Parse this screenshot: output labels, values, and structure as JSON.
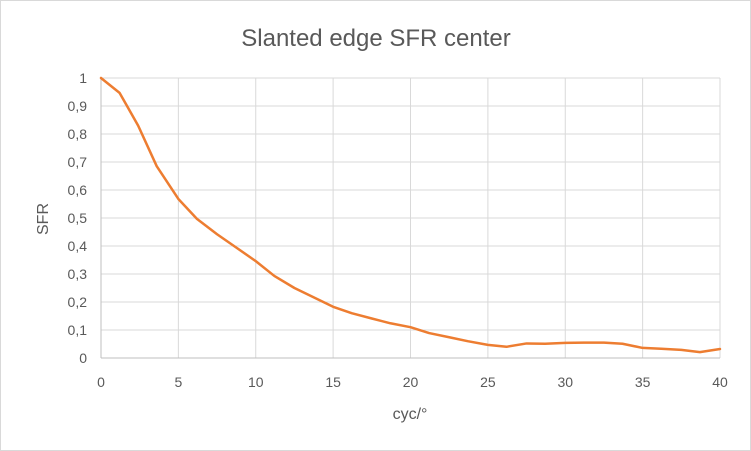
{
  "chart_data": {
    "type": "line",
    "title": "Slanted edge SFR center",
    "xlabel": "cyc/°",
    "ylabel": "SFR",
    "xlim": [
      0,
      40
    ],
    "ylim": [
      0,
      1
    ],
    "xticks": [
      0,
      5,
      10,
      15,
      20,
      25,
      30,
      35,
      40
    ],
    "xtick_labels": [
      "0",
      "5",
      "10",
      "15",
      "20",
      "25",
      "30",
      "35",
      "40"
    ],
    "yticks": [
      0,
      0.1,
      0.2,
      0.3,
      0.4,
      0.5,
      0.6,
      0.7,
      0.8,
      0.9,
      1
    ],
    "ytick_labels": [
      "0",
      "0,1",
      "0,2",
      "0,3",
      "0,4",
      "0,5",
      "0,6",
      "0,7",
      "0,8",
      "0,9",
      "1"
    ],
    "grid": true,
    "legend": "none",
    "series": [
      {
        "color": "#ED7D31",
        "x": [
          0,
          1.2,
          2.4,
          3.6,
          5.0,
          6.2,
          7.5,
          8.7,
          10.0,
          11.2,
          12.5,
          13.7,
          15.0,
          16.2,
          17.5,
          18.7,
          20.0,
          21.2,
          22.5,
          23.7,
          25.0,
          26.2,
          27.5,
          28.7,
          30.0,
          31.2,
          32.5,
          33.7,
          35.0,
          36.2,
          37.5,
          38.7,
          40.0
        ],
        "y": [
          1.0,
          0.947,
          0.83,
          0.685,
          0.568,
          0.497,
          0.442,
          0.396,
          0.346,
          0.293,
          0.25,
          0.218,
          0.183,
          0.16,
          0.141,
          0.124,
          0.11,
          0.089,
          0.074,
          0.06,
          0.047,
          0.04,
          0.052,
          0.051,
          0.054,
          0.055,
          0.055,
          0.051,
          0.036,
          0.033,
          0.029,
          0.021,
          0.032
        ]
      }
    ]
  }
}
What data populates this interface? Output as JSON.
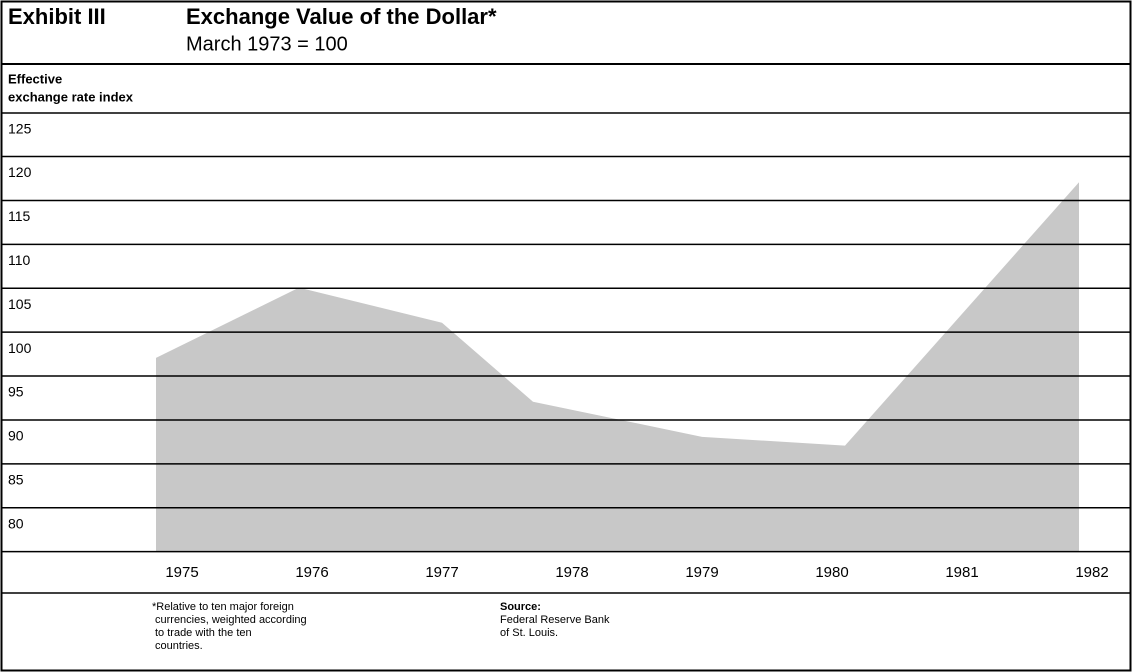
************
Leave out the pictures and copy the rest of the material above exactly.

Parse this screenshot: output labels, values, and structure as JSON.
{
  "chart_data": {
    "type": "line",
    "title": "Slanted edge SFR center",
    "xlabel": "cyc/°",
    "ylabel": "SFR",
    "xlim": [
      0,
      40
    ],
    "ylim": [
      0,
      1
    ],
    "xticks": [
      0,
      5,
      10,
      15,
      20,
      25,
      30,
      35,
      40
    ],
    "xtick_labels": [
      "0",
      "5",
      "10",
      "15",
      "20",
      "25",
      "30",
      "35",
      "40"
    ],
    "yticks": [
      0,
      0.1,
      0.2,
      0.3,
      0.4,
      0.5,
      0.6,
      0.7,
      0.8,
      0.9,
      1
    ],
    "ytick_labels": [
      "0",
      "0,1",
      "0,2",
      "0,3",
      "0,4",
      "0,5",
      "0,6",
      "0,7",
      "0,8",
      "0,9",
      "1"
    ],
    "grid": true,
    "legend": "none",
    "series": [
      {
        "color": "#ED7D31",
        "x": [
          0,
          1.2,
          2.4,
          3.6,
          5.0,
          6.2,
          7.5,
          8.7,
          10.0,
          11.2,
          12.5,
          13.7,
          15.0,
          16.2,
          17.5,
          18.7,
          20.0,
          21.2,
          22.5,
          23.7,
          25.0,
          26.2,
          27.5,
          28.7,
          30.0,
          31.2,
          32.5,
          33.7,
          35.0,
          36.2,
          37.5,
          38.7,
          40.0
        ],
        "y": [
          1.0,
          0.947,
          0.83,
          0.685,
          0.568,
          0.497,
          0.442,
          0.396,
          0.346,
          0.293,
          0.25,
          0.218,
          0.183,
          0.16,
          0.141,
          0.124,
          0.11,
          0.089,
          0.074,
          0.06,
          0.047,
          0.04,
          0.052,
          0.051,
          0.054,
          0.055,
          0.055,
          0.051,
          0.036,
          0.033,
          0.029,
          0.021,
          0.032
        ]
      }
    ]
  }
}
What data populates this interface? Output as JSON.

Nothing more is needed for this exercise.